begin

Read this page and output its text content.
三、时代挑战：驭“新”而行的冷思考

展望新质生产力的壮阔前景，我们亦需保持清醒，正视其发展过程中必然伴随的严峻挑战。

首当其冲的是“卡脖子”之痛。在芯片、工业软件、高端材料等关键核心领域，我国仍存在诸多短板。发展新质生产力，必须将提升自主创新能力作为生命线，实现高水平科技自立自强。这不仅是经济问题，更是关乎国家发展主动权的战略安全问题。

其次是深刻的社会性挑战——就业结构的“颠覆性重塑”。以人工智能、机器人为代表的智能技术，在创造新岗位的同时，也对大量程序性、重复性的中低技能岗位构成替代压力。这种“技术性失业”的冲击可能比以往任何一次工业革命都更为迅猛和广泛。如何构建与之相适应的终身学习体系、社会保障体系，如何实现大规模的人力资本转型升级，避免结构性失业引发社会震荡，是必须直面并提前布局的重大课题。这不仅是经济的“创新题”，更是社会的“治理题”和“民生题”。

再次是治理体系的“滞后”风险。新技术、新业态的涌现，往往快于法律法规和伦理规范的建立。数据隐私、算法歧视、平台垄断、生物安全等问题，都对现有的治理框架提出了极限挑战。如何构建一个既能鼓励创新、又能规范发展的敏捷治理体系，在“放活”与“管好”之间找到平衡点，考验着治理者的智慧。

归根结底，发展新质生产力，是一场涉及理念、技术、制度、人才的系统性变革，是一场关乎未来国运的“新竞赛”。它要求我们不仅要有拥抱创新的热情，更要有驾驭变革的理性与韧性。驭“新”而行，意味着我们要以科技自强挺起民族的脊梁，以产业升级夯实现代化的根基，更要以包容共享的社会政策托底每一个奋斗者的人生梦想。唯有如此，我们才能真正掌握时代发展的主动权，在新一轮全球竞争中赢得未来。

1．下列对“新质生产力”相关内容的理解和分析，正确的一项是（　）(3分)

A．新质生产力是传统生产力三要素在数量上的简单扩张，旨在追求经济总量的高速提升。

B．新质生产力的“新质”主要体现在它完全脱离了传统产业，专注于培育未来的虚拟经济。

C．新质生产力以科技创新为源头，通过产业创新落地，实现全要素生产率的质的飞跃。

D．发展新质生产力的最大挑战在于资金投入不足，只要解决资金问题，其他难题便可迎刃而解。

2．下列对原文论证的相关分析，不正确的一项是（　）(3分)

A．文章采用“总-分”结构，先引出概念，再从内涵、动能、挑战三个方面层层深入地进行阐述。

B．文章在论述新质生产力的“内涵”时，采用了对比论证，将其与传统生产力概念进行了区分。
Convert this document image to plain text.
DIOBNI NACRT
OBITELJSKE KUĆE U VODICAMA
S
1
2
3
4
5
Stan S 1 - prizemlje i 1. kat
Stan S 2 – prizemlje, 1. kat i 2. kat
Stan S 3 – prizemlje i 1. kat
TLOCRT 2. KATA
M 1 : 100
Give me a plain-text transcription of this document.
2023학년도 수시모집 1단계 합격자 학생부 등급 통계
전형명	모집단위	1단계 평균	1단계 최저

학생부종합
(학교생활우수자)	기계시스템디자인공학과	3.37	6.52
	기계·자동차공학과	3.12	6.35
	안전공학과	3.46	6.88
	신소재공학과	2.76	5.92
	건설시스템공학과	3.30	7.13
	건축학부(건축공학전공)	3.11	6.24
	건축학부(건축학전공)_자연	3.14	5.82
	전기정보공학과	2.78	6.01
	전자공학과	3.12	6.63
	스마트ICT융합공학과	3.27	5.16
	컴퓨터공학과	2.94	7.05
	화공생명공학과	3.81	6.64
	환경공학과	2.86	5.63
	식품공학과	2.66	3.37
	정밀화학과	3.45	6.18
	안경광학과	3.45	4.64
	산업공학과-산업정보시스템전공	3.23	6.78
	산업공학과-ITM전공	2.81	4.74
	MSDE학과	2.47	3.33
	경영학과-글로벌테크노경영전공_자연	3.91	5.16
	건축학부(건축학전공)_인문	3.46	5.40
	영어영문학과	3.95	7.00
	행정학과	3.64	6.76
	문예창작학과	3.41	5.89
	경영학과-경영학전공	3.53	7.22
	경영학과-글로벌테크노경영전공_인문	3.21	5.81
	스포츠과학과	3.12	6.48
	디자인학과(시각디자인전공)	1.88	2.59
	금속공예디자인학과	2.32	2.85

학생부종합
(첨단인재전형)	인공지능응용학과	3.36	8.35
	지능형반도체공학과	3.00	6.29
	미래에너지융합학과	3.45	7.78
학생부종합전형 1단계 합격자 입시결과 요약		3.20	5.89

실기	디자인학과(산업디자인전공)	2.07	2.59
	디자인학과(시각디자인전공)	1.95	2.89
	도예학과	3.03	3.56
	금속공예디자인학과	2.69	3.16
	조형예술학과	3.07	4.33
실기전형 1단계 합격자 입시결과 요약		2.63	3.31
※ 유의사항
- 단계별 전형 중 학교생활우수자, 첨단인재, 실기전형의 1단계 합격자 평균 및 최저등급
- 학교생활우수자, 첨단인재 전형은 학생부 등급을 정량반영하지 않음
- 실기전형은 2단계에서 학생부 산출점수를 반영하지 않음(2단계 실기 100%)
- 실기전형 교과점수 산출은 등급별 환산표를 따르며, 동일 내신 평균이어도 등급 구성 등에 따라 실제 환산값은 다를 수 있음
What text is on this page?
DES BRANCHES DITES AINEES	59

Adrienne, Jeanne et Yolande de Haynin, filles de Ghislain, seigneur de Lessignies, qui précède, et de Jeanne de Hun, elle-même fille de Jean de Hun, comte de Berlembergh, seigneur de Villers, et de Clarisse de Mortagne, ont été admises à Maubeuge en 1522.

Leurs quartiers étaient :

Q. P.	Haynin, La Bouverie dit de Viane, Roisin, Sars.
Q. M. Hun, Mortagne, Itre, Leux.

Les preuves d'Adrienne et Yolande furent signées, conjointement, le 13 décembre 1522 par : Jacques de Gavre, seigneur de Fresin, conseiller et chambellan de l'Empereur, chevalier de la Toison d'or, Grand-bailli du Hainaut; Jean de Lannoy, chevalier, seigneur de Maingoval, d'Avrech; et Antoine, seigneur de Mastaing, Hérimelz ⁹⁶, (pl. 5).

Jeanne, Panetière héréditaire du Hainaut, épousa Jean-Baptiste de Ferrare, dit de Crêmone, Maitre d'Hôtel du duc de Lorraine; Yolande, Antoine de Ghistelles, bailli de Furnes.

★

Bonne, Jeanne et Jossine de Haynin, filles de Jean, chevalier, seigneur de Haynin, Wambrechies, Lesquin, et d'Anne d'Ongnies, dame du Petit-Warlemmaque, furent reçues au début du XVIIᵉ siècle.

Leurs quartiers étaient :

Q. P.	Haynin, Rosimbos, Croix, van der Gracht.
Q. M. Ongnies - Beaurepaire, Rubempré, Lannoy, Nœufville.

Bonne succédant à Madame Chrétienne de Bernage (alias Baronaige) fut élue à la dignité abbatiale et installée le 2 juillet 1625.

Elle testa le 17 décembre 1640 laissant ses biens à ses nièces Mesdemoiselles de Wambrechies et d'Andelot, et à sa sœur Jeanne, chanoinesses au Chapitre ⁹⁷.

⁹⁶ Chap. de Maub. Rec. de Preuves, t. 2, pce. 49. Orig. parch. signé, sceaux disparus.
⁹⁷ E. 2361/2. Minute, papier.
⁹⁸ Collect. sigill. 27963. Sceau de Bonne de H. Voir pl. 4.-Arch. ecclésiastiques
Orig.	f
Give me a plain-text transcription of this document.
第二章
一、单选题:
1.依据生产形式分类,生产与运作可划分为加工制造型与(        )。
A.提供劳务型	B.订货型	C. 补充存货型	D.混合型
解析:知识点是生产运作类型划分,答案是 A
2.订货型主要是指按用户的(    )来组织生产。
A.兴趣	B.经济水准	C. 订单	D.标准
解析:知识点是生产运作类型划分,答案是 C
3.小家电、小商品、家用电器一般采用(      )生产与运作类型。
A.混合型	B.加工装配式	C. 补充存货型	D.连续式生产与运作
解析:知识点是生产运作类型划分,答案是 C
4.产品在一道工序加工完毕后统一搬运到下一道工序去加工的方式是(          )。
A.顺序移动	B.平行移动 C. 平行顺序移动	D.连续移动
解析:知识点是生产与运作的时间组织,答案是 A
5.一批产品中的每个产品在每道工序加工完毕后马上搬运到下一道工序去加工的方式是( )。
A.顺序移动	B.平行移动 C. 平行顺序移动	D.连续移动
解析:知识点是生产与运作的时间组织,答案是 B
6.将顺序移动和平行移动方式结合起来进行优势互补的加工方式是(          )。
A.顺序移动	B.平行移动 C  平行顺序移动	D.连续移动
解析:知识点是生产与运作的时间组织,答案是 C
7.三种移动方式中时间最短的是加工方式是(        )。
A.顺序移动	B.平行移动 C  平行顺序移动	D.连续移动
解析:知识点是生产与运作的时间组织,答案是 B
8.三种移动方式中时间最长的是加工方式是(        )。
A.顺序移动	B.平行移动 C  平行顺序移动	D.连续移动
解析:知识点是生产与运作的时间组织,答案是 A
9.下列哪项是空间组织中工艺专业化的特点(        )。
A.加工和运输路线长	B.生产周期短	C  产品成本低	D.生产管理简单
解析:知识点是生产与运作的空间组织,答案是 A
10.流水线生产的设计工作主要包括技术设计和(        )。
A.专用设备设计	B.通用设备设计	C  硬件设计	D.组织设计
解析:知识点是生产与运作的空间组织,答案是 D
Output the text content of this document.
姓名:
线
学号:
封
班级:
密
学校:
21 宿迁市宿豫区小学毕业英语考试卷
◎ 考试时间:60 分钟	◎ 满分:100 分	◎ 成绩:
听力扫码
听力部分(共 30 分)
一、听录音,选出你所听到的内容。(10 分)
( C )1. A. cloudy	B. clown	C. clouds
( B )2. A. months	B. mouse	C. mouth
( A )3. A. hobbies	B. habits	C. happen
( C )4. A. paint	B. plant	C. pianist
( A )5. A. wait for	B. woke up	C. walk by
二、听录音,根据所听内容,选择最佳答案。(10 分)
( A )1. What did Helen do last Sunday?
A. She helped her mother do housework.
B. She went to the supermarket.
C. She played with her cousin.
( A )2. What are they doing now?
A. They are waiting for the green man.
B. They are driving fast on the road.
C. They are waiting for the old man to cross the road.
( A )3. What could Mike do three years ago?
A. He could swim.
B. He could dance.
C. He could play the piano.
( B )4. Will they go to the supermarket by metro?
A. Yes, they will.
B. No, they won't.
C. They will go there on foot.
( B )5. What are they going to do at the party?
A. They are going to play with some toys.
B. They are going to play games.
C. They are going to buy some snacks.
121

end

Where a line contains "산업공학과", copy that line.

# Final result:
	산업공학과-산업정보시스템전공	3.23	6.78
	산업공학과-ITM전공	2.81	4.74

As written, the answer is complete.